*WHAT YOU ARE ASKED TO DO:*
Take the entries below and print all of them exactly, please.

[Figure collection entries]
***
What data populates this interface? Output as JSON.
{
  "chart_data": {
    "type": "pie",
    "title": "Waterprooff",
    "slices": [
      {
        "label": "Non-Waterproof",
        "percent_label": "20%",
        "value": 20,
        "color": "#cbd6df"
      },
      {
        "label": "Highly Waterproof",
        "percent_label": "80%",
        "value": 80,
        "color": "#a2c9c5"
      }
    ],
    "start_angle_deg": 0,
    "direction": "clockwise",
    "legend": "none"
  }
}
***
*RESPONSE FOR THIS EXERCISE:*
What data populates this interface? Output as JSON.
{
  "chart_data": {
    "type": "pie",
    "title": "Waterprooff",
    "slices": [
      {
        "label": "Non-Waterproof",
        "percent_label": "20%",
        "value": 20,
        "color": "#cbd6df"
      },
      {
        "label": "Highly Waterproof",
        "percent_label": "80%",
        "value": 80,
        "color": "#a2c9c5"
      }
    ],
    "start_angle_deg": 0,
    "direction": "clockwise",
    "legend": "none"
  }
}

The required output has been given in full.